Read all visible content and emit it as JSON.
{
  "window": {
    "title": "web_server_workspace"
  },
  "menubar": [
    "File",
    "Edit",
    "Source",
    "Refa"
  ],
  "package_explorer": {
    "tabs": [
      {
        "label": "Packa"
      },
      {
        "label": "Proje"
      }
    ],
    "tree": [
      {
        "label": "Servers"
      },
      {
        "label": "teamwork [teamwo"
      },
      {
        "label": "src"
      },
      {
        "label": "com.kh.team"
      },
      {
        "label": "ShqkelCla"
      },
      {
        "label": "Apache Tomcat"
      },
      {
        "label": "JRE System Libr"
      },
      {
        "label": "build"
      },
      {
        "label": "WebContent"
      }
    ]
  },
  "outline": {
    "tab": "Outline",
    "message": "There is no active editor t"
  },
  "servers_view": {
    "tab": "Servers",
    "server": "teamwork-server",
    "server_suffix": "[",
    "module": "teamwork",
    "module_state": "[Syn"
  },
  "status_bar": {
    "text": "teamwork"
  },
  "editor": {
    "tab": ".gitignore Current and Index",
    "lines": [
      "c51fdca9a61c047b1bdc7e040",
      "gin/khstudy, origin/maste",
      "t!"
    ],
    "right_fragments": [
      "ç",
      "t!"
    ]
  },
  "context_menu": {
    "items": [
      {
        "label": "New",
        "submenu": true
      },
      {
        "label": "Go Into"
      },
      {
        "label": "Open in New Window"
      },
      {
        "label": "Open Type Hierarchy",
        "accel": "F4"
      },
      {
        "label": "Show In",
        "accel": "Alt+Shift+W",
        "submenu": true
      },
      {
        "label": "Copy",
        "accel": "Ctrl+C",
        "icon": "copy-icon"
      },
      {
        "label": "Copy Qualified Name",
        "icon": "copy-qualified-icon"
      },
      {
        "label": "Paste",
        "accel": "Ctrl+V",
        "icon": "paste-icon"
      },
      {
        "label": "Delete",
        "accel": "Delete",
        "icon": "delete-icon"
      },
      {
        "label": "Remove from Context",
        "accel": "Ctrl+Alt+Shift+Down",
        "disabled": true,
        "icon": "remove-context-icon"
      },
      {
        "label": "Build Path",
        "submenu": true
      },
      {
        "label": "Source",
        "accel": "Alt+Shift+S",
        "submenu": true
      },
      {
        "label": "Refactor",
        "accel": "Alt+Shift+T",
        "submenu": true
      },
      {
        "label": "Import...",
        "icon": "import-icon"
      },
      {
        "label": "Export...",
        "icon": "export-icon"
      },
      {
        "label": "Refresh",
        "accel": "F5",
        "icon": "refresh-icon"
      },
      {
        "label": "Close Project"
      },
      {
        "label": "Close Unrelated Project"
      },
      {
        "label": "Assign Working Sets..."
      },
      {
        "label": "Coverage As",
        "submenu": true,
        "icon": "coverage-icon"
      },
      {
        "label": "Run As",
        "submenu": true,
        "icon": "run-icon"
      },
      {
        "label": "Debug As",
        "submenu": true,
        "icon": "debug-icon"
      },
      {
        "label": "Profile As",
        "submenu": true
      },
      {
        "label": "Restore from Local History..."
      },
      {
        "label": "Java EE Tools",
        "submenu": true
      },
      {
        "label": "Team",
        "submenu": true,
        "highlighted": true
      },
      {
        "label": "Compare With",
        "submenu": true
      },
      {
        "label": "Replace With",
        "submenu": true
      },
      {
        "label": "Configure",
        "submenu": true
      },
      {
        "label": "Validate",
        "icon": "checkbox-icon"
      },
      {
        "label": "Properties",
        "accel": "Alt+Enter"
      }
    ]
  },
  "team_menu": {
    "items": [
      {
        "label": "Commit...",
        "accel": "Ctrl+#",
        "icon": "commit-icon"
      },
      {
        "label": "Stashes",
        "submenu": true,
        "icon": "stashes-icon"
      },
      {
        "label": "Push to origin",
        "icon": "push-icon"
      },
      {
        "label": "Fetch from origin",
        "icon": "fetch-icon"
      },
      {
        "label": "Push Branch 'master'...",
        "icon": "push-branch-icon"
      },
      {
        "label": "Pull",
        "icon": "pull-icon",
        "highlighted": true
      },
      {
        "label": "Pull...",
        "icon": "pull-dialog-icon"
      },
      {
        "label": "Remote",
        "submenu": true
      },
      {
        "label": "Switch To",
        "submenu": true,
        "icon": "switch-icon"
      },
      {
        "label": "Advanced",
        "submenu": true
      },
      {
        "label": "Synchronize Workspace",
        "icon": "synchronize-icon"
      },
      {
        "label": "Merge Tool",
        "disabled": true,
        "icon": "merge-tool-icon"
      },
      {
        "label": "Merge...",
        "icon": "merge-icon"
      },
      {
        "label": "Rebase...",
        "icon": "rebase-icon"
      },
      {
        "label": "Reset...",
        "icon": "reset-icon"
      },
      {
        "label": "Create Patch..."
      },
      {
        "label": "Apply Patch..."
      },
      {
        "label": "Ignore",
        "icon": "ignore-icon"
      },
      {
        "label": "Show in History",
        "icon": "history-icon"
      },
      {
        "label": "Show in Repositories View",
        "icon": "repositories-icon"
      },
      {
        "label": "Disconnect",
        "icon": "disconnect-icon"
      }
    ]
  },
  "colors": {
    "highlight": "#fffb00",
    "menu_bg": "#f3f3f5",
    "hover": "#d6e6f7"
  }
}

WORK REQUIRED:
Identify and list each line with the word "Shift".

WORKED SOLUTION:
        "accel": "Alt+Shift+W",
        "accel": "Ctrl+Alt+Shift+Down",
        "accel": "Alt+Shift+S",
        "accel": "Alt+Shift+T",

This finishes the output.